### Fragmento para leer
--------------------------------------------------
Y lo es en un sentido que no podría ser más explícito. De manera igualmente transgresora, y mas allá de un apartado gráfico de relumbrón que irónicamente brilla de manera especial en su manera de trabajar la iluminación, The Phantom Pain es un juego que se preocupa muy poco de resultar creíble. Como ha sido siempre un pilar en la serie, su desprecio por la cuarta pared es absoluto, y mas allá del clásico NPC que te habla de presionar el panel táctil en mitad de una escena de alto impacto emocional, el diseño desecha cualquier tipo de concesión al realismo que no tenga un impacto positivo en la jugabilidad. Las meta referencias vuelven a sucederse de manera constante, y Kojima parece seguir disfrutando enormemente al recordarnos a cada paso que lo que tenemos entre manos no es nada más que un videojuego. Y nada menos.

Tomemos por ejemplo una de las novedades más importantes, al menos en el terreno de las entregas para sobremesa: la gestión de nuestra base y del equipo humano que la compone, ese ejército de mercenarios libres de todo estado que nos permitirá en la práctica diseñar nuevos ingenios de ocultación, ampliar nuestro arsenal o nutrir los equipos de apoyo que podremos invocar durante ciertas misiones. Una versión vitaminada de lo visto en Peace Walker, que incide en los mismos conceptos y, como todo en The Phantom Pain, los lleva un pasito más allá siempre con el precepto claro de que la verosimilitud debe ir condicionada al gameplay, y nunca al revés.

Por un lado, el juego se muestra lo suficientemente puntilloso para no subtitular los diálogos de las patrullas enemigas salvo que contemos en nuestras filas con un intérprete versado en el idioma, un detalle sutil que refuerza de un plumazo varias de sus mecánicas principales, porque recompensa la acción no letal y porque es muy complicado infiltrarse sin saber si los guardias hablan de ti o del partido. Por el otro, la manera de captar nuevos aspirantes vuelve a tirar del trazo grueso para dibujar una mecánica ante la que uno no puede sino sonreír: una incapacitación, un globo sujeto al enemigo noqueado y a volar. Una situación que podría resultar risible hasta que uno se plantea el juego de riesgo y recompensa entre rescatar a un especialista en demoliciones que hable ruso con fluidez y lo que llama la atención un señor flotando en mitad de un asentamiento enemigo a las cuatro de la tarde.
--------------------------------------------------
### Entradas proporcionadas
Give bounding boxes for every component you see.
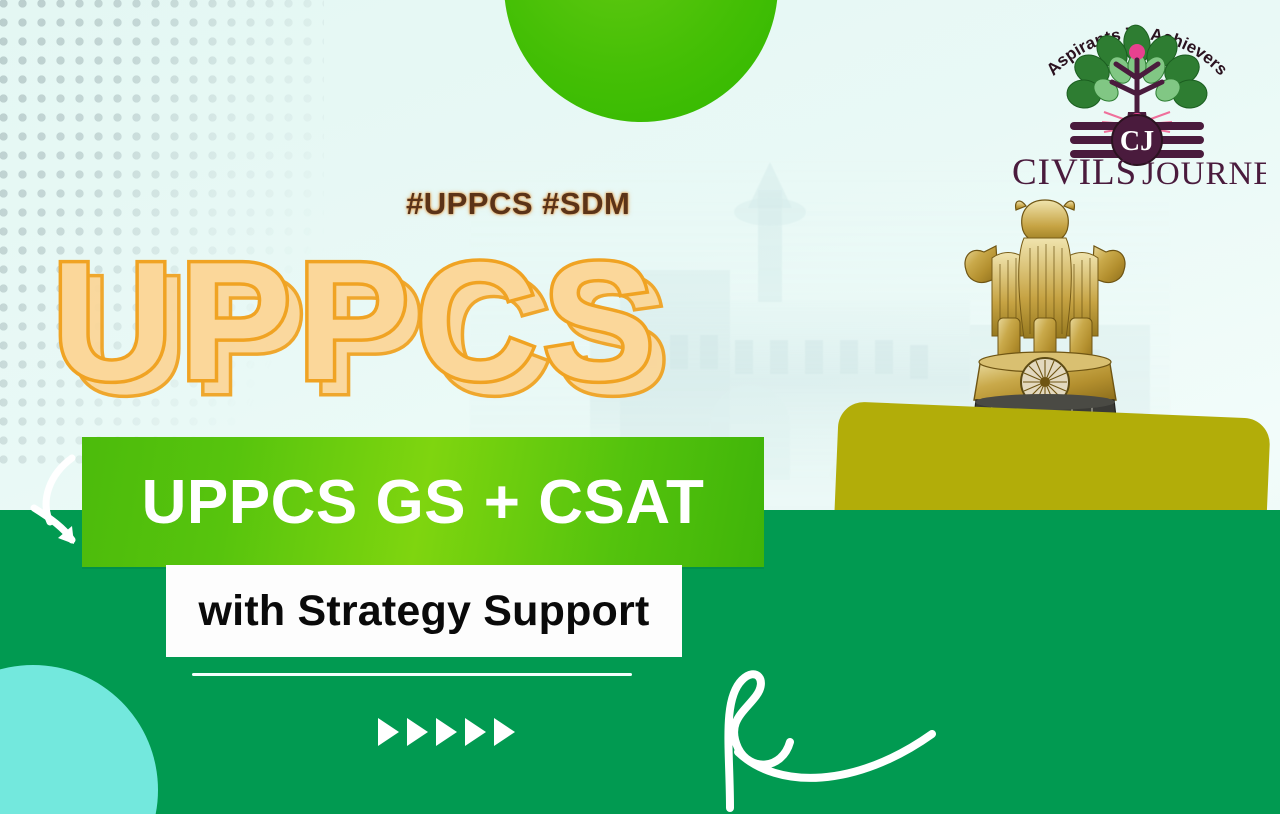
--------------------------------------------------
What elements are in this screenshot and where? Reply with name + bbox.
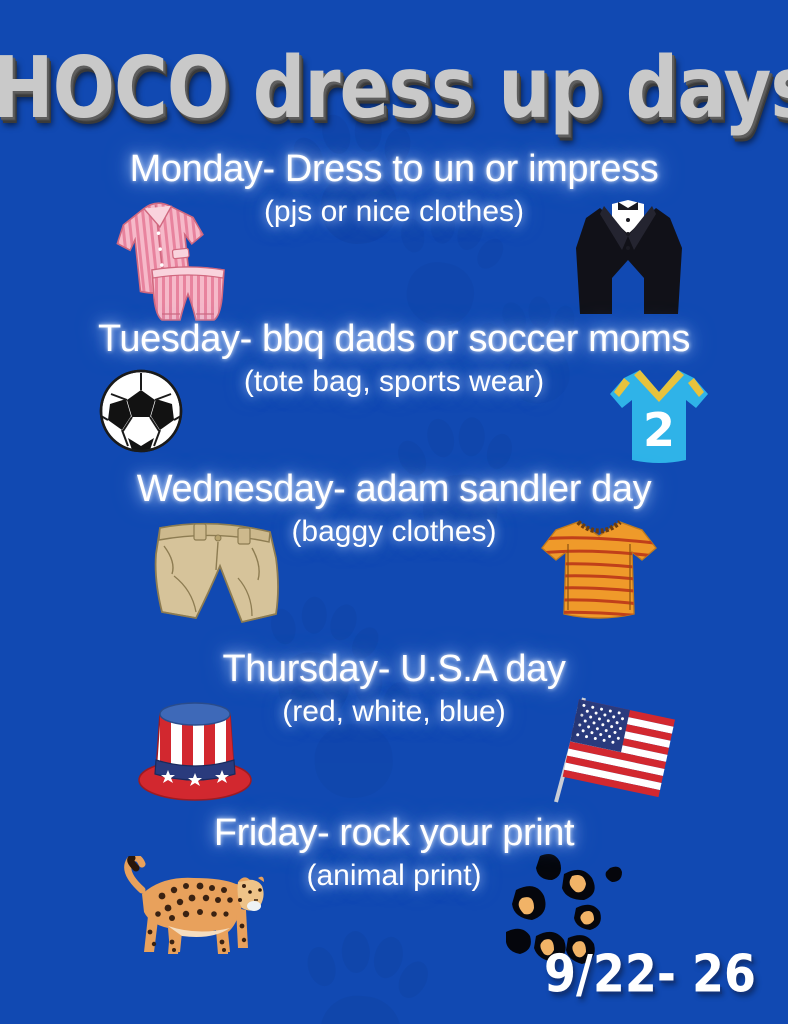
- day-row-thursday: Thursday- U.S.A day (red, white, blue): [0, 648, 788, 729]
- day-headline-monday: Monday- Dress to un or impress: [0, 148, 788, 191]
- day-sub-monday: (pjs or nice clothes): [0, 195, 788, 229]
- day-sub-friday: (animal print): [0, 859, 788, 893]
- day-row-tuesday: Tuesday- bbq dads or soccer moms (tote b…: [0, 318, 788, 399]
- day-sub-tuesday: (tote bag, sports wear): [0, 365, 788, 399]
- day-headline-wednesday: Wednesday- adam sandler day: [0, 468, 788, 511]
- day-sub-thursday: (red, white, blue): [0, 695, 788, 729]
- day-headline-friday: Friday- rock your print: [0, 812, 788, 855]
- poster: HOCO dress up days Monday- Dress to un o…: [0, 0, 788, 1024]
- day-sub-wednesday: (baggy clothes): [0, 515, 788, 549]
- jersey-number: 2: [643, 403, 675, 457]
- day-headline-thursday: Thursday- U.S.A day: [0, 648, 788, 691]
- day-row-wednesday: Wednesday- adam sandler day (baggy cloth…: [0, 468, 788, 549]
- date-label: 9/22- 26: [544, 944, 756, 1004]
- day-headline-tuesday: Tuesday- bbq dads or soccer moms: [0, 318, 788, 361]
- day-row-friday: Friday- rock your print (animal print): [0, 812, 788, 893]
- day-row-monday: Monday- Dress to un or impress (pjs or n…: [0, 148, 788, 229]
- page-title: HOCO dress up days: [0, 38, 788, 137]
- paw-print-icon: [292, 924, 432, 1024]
--------------------------------------------------
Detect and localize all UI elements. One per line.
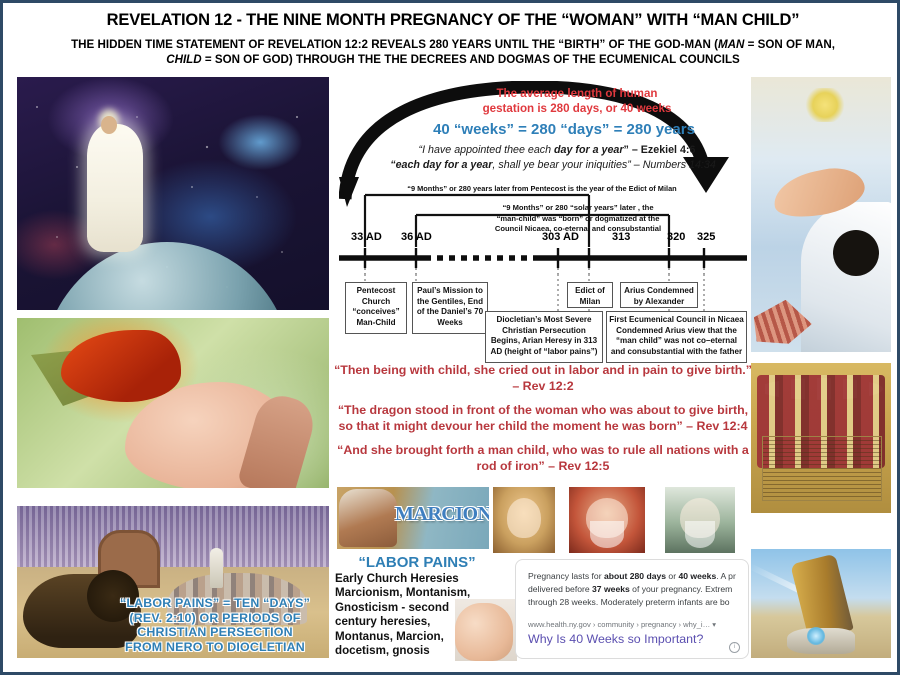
--------------------------------------------------
### Requisitos del ejercicio
1 - Según el fragmento sobre The Phantom Pain, ¿qué hace falta para que el juego subtitule los diálogos de las patrullas enemigas?
2 - Por favor, retoma el fragmento sobre The Phantom Pain justo después de su última oración.
Las entradas no intervienen en este ejercicio.

### Respuestas por tarea
1 - Contar en nuestras filas con un intérprete versado en el idioma.

2 -
Como decíamos antes, aquí el sigilo es la única religión, y donde otros se volcarían en diseñar sistemas para cocinar lagartijas o jugar a los bolos, aquí el tarro de las esencias se ha reservado para hacer que el número de posibilidades a la hora de encarar un nuevo emplazamiento resulten incluso abrumadoras. Tras una obligada fase de reconocimiento armados de nuestros binoculares y el dispositivo de geolocalización y gestión de datos ya visto en Ground Zeroes, nos queda bastante claro que nadie nos va a llevar de la mano. Los únicos waypoints presentes en el mapa serán los que coloquemos nosotros, y nuestro apoyo por radio insistirá en repetirnos que el área es demasiado amplia y que nos busquemos la vida. Con un esbozo de estrategia dibujado en la cabeza, tocará agacharse tras la primera roca, tras lo cual invariablemente todo el plan estallará por los aires y será hora de improvisar.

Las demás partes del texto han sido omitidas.